--- EXCERPT TO READ ---
++++++++++++++++++++

We find it much simpler to have the park hoppers when trying to make our plan to hit the evening activities. During the Christmas holidays, it's even more important.

Typically we'll hit one park in the morning, maybe leave for lunch, then go to a different park in the afternoon/evening.

Sheila


----------



## glypnirsgirl (Jul 18, 2010)

I actually advise AGAINST park hopping. It just takes too much time and energy. It can burn up an hour going from one park to another. The easiest "hop" is from Magic Kingdom to Epcot via Monorail --- and it still takes an hour.

Instead, what I recommend is that you go to tourguidemike.com and subscribe. I believe it is 19.95 to subscribe. And begin reading. It takes awhile to navigate the website. 

What you want to read is the "least crowded parks" days to figure out where to go on each day. Also, the "how to have a true walt disney world resort experience" (or something to that effect). He also has spot on recommendations about what to do in each park. Where to sit to maximize viewing of the fireworks shows and parades. 

And having said all that, if you decide you want to hop, you can always add that option on to your tickets.

I love WDW and I love tourguidemike. It took me awhile to be able to navigate his site easilty. I recommend getting the subscription as soon as possible.

elaine


----------



## jamstew (Jul 18, 2010)

I'm 64 and never had park hoppers when staying off-property. Staying on-site, park hopping is a must for me since I stay at Beach Club Villas and almost always end the day in Epcot. As others have said, add it when and if you decide you need it.

++++++++++++++++++++

--- DATA RECORDS ---
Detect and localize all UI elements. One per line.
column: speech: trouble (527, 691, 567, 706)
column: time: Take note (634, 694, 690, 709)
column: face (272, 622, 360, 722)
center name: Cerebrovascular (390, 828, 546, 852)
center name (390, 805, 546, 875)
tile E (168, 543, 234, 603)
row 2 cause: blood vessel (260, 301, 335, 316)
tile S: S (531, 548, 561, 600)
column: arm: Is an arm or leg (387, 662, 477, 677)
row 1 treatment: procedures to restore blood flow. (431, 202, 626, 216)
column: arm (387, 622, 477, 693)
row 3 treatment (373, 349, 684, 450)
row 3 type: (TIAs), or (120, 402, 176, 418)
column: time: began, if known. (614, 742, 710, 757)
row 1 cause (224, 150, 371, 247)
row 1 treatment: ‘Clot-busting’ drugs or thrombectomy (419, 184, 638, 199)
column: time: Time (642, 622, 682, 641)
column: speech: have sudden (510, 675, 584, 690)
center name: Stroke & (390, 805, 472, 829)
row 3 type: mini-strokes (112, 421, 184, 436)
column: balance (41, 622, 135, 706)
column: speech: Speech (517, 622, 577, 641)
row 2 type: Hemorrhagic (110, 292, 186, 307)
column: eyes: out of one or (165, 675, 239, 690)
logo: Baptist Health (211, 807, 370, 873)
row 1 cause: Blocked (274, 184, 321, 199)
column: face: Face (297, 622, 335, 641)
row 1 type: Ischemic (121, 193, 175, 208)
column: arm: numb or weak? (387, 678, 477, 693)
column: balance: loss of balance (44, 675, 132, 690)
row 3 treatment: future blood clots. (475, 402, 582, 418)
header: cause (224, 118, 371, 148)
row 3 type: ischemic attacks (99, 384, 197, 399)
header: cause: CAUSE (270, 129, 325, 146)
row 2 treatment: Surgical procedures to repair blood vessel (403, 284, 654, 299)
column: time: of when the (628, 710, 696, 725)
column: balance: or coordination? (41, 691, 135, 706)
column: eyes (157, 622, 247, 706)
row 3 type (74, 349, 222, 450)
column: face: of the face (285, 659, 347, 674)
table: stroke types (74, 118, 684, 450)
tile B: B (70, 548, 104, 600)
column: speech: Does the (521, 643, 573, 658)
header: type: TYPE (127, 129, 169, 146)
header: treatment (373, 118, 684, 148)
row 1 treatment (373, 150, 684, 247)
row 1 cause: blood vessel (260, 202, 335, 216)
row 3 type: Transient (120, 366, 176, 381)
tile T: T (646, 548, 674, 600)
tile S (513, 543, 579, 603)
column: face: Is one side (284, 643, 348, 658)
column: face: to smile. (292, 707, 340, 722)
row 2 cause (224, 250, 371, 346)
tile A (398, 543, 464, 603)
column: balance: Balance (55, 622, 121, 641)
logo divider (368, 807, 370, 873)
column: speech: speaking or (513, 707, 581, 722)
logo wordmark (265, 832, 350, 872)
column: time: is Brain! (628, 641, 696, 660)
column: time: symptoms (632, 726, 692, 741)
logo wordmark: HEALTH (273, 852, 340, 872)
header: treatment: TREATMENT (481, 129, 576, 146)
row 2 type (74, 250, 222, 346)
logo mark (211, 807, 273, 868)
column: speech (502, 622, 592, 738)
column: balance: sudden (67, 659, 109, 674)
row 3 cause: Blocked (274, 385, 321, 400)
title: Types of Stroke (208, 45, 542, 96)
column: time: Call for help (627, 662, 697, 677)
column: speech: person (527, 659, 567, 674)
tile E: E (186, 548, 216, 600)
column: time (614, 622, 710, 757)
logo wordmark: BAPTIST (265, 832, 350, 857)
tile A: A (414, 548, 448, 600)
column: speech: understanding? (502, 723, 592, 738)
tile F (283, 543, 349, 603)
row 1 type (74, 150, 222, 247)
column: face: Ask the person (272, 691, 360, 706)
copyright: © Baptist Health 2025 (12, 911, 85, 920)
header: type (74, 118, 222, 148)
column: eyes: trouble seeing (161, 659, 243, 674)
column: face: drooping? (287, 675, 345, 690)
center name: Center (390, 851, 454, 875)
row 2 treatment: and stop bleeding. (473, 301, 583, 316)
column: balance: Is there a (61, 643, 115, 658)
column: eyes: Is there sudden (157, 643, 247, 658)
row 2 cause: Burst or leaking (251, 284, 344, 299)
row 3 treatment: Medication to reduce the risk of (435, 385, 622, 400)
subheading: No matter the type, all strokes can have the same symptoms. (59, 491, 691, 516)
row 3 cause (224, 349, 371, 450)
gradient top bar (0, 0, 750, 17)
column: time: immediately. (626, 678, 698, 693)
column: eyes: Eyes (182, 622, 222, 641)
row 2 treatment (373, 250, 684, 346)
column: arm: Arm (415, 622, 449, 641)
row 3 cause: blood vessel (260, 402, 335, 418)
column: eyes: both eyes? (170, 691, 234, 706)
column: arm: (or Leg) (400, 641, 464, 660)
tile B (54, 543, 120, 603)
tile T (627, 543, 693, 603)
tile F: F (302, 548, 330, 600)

++++++++++++++++++++

--- WRITTEN REQUEST ---
Please state how long the park-hopping discussion says the Monorail hop from Magic Kingdom to Epcot takes. The items come from a source separate from the park-hopping discussion.

--- SOLUTION TO THIS TASK ---
It takes an hour.